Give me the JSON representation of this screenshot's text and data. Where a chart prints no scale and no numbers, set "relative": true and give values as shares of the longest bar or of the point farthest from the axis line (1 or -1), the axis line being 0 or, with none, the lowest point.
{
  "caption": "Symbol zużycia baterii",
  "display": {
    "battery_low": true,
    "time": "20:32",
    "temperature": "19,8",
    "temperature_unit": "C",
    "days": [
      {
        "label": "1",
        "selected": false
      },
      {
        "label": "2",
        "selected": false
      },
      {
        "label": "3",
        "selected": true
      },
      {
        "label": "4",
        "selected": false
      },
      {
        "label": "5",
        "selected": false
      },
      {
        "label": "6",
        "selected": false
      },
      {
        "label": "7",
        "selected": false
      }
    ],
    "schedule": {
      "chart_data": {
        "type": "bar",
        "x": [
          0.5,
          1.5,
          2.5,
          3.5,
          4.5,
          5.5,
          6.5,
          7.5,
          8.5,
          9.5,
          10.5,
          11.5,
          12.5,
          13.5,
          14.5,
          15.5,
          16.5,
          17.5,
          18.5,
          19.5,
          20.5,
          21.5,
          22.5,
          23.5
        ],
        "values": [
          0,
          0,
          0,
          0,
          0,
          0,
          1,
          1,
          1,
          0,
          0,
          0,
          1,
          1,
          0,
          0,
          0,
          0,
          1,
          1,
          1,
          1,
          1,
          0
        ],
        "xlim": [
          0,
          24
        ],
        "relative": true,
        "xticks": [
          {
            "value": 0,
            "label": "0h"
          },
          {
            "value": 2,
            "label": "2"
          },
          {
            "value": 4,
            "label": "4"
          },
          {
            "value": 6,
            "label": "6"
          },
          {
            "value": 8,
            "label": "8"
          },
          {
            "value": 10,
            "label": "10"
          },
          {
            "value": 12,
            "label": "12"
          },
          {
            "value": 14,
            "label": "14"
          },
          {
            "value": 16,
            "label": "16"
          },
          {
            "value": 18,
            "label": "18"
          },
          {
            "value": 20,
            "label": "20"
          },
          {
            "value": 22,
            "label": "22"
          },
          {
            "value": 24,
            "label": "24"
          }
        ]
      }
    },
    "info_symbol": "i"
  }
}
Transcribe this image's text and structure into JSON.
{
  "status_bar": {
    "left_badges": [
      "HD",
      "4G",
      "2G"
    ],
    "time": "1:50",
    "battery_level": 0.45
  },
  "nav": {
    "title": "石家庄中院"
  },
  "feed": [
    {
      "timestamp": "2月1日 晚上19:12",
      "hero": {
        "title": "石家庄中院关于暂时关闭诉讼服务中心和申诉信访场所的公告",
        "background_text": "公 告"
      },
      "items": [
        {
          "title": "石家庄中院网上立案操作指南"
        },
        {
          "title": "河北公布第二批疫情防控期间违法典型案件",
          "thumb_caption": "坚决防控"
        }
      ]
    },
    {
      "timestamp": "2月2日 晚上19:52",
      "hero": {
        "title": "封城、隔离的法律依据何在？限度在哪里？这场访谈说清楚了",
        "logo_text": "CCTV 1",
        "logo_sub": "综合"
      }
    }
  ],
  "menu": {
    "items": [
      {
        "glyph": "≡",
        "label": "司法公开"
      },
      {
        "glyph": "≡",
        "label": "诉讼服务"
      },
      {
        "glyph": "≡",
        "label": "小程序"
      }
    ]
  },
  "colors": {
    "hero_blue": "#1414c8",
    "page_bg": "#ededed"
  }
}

※ ※ ※

- WHAT THE TASK ASKS
Reproduce exactly the lines from the one containing "Transcribe this image's" through the last line of the records above, including both, and nothing else.

- WRITTEN RESPONSE
Transcribe this image's text and structure into JSON.
{
  "status_bar": {
    "left_badges": [
      "HD",
      "4G",
      "2G"
    ],
    "time": "1:50",
    "battery_level": 0.45
  },
  "nav": {
    "title": "石家庄中院"
  },
  "feed": [
    {
      "timestamp": "2月1日 晚上19:12",
      "hero": {
        "title": "石家庄中院关于暂时关闭诉讼服务中心和申诉信访场所的公告",
        "background_text": "公 告"
      },
      "items": [
        {
          "title": "石家庄中院网上立案操作指南"
        },
        {
          "title": "河北公布第二批疫情防控期间违法典型案件",
          "thumb_caption": "坚决防控"
        }
      ]
    },
    {
      "timestamp": "2月2日 晚上19:52",
      "hero": {
        "title": "封城、隔离的法律依据何在？限度在哪里？这场访谈说清楚了",
        "logo_text": "CCTV 1",
        "logo_sub": "综合"
      }
    }
  ],
  "menu": {
    "items": [
      {
        "glyph": "≡",
        "label": "司法公开"
      },
      {
        "glyph": "≡",
        "label": "诉讼服务"
      },
      {
        "glyph": "≡",
        "label": "小程序"
      }
    ]
  },
  "colors": {
    "hero_blue": "#1414c8",
    "page_bg": "#ededed"
  }
}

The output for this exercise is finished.